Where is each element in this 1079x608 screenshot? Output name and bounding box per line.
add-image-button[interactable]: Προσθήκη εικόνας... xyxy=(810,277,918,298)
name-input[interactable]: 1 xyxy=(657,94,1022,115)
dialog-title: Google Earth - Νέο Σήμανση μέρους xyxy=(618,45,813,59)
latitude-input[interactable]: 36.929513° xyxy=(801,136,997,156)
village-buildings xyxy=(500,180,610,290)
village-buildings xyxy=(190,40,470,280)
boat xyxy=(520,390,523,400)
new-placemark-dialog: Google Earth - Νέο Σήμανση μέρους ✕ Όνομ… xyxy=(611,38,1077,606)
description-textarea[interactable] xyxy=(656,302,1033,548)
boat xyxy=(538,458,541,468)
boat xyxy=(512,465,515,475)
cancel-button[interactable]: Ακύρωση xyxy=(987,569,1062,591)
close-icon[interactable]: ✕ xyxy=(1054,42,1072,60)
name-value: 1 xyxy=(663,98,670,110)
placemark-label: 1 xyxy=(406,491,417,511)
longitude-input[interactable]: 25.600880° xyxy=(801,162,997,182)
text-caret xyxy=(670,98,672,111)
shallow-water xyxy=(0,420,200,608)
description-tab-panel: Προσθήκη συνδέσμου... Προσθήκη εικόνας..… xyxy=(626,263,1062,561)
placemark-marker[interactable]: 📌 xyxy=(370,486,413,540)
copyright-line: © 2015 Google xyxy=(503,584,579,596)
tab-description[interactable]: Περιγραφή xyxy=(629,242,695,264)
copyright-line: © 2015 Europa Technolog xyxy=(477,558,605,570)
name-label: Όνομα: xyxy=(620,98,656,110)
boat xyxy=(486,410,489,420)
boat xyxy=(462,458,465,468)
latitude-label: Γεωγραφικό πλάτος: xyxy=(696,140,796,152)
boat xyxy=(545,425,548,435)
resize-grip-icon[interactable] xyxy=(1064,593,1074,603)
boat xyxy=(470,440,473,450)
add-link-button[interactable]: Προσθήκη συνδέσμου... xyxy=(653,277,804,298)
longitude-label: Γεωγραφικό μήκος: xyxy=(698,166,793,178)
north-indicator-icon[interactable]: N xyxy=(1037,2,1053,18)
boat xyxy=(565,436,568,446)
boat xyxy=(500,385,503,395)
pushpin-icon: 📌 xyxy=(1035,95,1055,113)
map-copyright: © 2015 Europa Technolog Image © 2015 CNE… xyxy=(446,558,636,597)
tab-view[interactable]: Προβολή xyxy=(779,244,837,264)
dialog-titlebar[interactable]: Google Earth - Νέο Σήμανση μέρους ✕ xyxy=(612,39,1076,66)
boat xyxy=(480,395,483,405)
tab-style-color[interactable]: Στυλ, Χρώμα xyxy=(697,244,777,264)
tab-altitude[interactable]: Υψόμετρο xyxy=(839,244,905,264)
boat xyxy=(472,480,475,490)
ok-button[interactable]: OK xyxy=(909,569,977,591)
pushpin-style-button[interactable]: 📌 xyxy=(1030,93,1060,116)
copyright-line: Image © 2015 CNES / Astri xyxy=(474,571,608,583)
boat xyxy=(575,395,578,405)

##############################

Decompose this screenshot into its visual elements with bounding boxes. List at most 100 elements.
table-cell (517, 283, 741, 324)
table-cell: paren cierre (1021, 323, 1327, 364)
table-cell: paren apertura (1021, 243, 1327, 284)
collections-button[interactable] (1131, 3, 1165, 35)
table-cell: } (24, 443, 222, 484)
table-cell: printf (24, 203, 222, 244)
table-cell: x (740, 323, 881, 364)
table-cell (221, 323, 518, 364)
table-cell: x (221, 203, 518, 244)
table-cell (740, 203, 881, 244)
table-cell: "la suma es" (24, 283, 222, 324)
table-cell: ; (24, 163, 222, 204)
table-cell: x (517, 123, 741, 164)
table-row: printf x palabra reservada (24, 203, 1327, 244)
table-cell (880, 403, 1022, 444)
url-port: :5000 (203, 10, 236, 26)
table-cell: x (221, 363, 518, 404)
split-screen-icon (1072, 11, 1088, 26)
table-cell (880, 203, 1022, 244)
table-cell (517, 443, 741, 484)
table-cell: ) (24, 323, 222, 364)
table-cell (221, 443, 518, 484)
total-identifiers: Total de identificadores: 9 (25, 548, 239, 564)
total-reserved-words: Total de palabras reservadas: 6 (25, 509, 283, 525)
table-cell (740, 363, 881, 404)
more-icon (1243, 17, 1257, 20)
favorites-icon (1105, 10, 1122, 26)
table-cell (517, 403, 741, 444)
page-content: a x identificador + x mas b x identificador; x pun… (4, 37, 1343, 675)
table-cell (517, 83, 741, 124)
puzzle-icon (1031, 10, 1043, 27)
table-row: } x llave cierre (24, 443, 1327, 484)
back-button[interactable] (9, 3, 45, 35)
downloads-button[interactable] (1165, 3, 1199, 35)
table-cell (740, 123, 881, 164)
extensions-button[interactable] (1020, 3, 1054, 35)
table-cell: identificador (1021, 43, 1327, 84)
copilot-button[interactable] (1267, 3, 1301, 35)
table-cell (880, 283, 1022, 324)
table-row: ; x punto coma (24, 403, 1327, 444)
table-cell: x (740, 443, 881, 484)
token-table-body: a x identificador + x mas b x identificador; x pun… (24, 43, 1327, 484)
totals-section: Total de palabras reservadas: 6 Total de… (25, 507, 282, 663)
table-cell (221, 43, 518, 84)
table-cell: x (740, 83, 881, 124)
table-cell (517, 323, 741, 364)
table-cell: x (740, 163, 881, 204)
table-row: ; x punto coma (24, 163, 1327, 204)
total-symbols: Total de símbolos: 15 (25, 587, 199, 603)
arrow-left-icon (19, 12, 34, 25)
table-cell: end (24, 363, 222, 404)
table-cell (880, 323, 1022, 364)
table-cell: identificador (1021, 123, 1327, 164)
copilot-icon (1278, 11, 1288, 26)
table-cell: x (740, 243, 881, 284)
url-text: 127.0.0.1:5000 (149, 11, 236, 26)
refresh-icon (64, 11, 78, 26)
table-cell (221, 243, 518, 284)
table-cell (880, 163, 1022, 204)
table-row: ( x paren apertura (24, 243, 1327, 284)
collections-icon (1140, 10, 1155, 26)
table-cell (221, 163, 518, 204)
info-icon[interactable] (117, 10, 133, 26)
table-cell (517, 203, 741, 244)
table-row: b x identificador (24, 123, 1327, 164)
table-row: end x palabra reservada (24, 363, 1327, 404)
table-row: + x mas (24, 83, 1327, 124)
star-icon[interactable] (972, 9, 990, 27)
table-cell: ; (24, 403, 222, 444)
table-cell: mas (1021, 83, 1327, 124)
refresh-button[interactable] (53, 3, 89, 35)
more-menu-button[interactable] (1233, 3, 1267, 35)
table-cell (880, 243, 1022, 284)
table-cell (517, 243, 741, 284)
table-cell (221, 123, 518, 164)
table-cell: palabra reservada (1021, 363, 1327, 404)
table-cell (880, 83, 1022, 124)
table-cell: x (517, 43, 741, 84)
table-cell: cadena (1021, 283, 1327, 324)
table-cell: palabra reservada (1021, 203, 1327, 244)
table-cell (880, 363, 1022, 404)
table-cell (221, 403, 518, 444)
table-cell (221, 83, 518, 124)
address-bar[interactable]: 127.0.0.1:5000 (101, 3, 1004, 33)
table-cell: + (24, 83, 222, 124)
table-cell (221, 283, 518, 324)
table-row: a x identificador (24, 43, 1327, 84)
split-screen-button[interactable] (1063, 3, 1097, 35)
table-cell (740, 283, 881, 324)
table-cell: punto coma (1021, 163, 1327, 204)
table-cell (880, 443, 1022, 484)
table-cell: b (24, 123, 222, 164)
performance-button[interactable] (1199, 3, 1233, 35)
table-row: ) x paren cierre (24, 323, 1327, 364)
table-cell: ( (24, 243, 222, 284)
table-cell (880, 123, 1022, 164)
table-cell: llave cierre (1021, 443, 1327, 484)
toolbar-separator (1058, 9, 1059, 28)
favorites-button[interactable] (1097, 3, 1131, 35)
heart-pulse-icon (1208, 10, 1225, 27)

##############################

WHAT NEEDS TO BE DONE:
Copy the entries between the lines holding "Where is each" and "longitude-label: Γεωγραφικό μήκος: xyxy=(698,166,793,178)", inclusive, reproducing each line exactly.

RESULT OF THE EXERCISE:
Where is each element in this 1079x608 screenshot? Output name and bounding box per line.
add-image-button[interactable]: Προσθήκη εικόνας... xyxy=(810,277,918,298)
name-input[interactable]: 1 xyxy=(657,94,1022,115)
dialog-title: Google Earth - Νέο Σήμανση μέρους xyxy=(618,45,813,59)
latitude-input[interactable]: 36.929513° xyxy=(801,136,997,156)
village-buildings xyxy=(500,180,610,290)
village-buildings xyxy=(190,40,470,280)
boat xyxy=(520,390,523,400)
new-placemark-dialog: Google Earth - Νέο Σήμανση μέρους ✕ Όνομ… xyxy=(611,38,1077,606)
description-textarea[interactable] xyxy=(656,302,1033,548)
boat xyxy=(538,458,541,468)
boat xyxy=(512,465,515,475)
cancel-button[interactable]: Ακύρωση xyxy=(987,569,1062,591)
close-icon[interactable]: ✕ xyxy=(1054,42,1072,60)
name-value: 1 xyxy=(663,98,670,110)
placemark-label: 1 xyxy=(406,491,417,511)
longitude-input[interactable]: 25.600880° xyxy=(801,162,997,182)
text-caret xyxy=(670,98,672,111)
shallow-water xyxy=(0,420,200,608)
description-tab-panel: Προσθήκη συνδέσμου... Προσθήκη εικόνας..… xyxy=(626,263,1062,561)
placemark-marker[interactable]: 📌 xyxy=(370,486,413,540)
copyright-line: © 2015 Google xyxy=(503,584,579,596)
tab-description[interactable]: Περιγραφή xyxy=(629,242,695,264)
copyright-line: © 2015 Europa Technolog xyxy=(477,558,605,570)
name-label: Όνομα: xyxy=(620,98,656,110)
boat xyxy=(486,410,489,420)
boat xyxy=(462,458,465,468)
latitude-label: Γεωγραφικό πλάτος: xyxy=(696,140,796,152)
boat xyxy=(545,425,548,435)
resize-grip-icon[interactable] xyxy=(1064,593,1074,603)
boat xyxy=(470,440,473,450)
add-link-button[interactable]: Προσθήκη συνδέσμου... xyxy=(653,277,804,298)
longitude-label: Γεωγραφικό μήκος: xyxy=(698,166,793,178)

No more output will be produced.